══ EXCERPTED TEXT ══
ANSWER: Hey Gene, I'm not sure that will help your wrist from arching any & as far as I know there are only 2 reasons to flip the bridge:

1. So that the strings don't get caught on the screws (So you would turn the bridge so that the screws face the pickups)

2. Intonation - sometime you flip just a saddle so that it can cover a bit more ground.

Now to be honest with you, all I play are Gibsons & if your wrist is arching cause of the bridge, I'd have to say you're holding the guitar wrong.

So, first off, what you want to do is set your strap height. I never play without a strap & I recommend the same to everyone.

Start by standing up with the guitar strapped on in front of you & check the height. It will vary depending on how long your arms are. I'd say the best place to start would be to set the guitar up so that the very bottom of if just covers your belt buckle. (When you play you should also wear your belt buckle to the side so you don't chew away the finish on the guitar - that's called buckle rash) If you can climb the whole neck with your fret hand without bending  your wrist more than 45 degrees then it's set good. Your picking arm should be resting on the top edge of the guitar & your hand should rest just behind the neck pickup with your wrist just barely touching the top corner of the bridge. most of your picking will be done between the two pickups, but there are plenty of occasions where you want to play right where the strings meet the bridge & there are some occasions where you'll want to play the stings up on the fretboard as well. Especially for soft ballads etc. Anyways, I hope that helps somewhat. Let me know how it goes & good luck!
Peace - J.
═══
### SHORT EXERCISE
Please write out the guitar-playing advice above in full, word for word.
══ STORED RECORDS ══
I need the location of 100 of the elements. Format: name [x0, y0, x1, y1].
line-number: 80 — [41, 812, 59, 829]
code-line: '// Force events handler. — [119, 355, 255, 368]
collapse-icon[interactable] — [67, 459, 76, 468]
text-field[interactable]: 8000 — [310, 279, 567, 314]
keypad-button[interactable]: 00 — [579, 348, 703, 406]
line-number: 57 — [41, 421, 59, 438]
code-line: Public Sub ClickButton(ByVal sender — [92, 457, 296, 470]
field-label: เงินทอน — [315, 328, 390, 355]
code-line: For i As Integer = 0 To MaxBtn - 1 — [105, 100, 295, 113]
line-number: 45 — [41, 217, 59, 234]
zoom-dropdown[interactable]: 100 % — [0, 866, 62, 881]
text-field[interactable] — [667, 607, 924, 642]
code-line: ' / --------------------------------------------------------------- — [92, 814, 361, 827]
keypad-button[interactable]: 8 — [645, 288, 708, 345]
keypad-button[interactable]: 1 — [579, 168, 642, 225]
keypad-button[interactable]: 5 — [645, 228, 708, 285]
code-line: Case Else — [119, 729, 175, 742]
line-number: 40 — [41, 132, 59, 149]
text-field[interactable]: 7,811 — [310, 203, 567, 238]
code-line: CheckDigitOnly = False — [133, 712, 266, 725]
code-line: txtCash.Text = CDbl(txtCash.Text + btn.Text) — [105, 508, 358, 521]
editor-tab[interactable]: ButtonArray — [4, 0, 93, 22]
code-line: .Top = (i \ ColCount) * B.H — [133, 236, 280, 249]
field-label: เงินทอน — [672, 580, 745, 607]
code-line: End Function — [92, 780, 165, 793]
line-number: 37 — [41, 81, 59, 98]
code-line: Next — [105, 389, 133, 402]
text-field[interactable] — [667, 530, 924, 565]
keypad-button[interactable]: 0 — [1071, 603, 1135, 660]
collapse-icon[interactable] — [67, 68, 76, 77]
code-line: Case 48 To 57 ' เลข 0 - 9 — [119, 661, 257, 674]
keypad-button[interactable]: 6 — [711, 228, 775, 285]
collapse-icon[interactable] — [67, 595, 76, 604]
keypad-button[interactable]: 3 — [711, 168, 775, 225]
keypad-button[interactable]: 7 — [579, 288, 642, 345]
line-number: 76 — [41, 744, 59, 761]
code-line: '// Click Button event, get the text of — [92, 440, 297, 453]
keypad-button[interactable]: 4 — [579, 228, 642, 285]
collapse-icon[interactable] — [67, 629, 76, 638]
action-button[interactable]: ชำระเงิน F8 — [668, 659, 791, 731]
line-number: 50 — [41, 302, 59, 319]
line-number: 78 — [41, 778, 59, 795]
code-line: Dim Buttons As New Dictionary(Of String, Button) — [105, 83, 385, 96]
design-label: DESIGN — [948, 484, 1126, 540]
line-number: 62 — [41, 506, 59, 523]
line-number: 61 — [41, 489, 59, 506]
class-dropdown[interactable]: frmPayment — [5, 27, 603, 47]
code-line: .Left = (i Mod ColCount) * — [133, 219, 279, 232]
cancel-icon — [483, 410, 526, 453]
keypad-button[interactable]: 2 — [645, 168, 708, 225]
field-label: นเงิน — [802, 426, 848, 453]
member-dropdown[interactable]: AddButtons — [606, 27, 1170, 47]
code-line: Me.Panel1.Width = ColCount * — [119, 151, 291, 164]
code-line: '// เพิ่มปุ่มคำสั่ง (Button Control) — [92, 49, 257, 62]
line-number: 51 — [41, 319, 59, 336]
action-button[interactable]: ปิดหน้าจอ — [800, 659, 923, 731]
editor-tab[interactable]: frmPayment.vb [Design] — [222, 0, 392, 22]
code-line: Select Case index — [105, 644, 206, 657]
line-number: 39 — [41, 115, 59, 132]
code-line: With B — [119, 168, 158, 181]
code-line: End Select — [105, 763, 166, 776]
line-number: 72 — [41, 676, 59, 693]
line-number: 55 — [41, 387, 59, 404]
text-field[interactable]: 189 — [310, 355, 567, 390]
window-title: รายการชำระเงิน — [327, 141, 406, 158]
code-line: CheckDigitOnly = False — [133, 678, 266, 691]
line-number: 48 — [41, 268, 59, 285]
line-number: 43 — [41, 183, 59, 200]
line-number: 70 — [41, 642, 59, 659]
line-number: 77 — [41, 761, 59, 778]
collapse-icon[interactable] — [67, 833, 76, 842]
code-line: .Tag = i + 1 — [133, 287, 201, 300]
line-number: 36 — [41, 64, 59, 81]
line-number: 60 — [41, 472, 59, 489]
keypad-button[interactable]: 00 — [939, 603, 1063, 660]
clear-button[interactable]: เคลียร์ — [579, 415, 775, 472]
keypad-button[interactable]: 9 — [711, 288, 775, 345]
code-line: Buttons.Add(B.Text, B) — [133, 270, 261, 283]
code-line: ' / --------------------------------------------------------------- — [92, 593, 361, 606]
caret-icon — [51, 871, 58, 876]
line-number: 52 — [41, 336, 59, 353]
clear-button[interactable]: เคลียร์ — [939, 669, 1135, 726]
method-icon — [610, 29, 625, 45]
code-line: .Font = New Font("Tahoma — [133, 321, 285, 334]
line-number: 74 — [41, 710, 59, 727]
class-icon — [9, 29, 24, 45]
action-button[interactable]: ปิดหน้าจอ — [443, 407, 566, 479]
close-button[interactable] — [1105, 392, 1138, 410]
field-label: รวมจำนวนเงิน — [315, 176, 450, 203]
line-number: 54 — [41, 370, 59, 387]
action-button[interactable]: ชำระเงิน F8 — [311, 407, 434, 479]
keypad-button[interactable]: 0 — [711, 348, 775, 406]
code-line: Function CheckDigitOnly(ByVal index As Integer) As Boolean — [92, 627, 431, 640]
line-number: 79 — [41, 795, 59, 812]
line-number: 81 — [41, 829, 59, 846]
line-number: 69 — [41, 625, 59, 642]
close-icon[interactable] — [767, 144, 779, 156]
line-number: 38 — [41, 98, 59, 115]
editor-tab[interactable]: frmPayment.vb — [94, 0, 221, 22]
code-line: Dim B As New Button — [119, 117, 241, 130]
═══
### SOLUTION FOR THIS TASK
ANSWER: Hey Gene, I'm not sure that will help your wrist from arching any & as far as I know there are only 2 reasons to flip the bridge:

1. So that the strings don't get caught on the screws (So you would turn the bridge so that the screws face the pickups)

2. Intonation - sometime you flip just a saddle so that it can cover a bit more ground.

Now to be honest with you, all I play are Gibsons & if your wrist is arching cause of the bridge, I'd have to say you're holding the guitar wrong.

So, first off, what you want to do is set your strap height. I never play without a strap & I recommend the same to everyone.

Start by standing up with the guitar strapped on in front of you & check the height. It will vary depending on how long your arms are. I'd say the best place to start would be to set the guitar up so that the very bottom of if just covers your belt buckle. (When you play you should also wear your belt buckle to the side so you don't chew away the finish on the guitar - that's called buckle rash) If you can climb the whole neck with your fret hand without bending  your wrist more than 45 degrees then it's set good. Your picking arm should be resting on the top edge of the guitar & your hand should rest just behind the neck pickup with your wrist just barely touching the top corner of the bridge. most of your picking will be done between the two pickups, but there are plenty of occasions where you want to play right where the strings meet the bridge & there are some occasions where you'll want to play the stings up on the fretboard as well. Especially for soft ballads etc. Anyways, I hope that helps somewhat. Let me know how it goes & good luck!
Peace - J.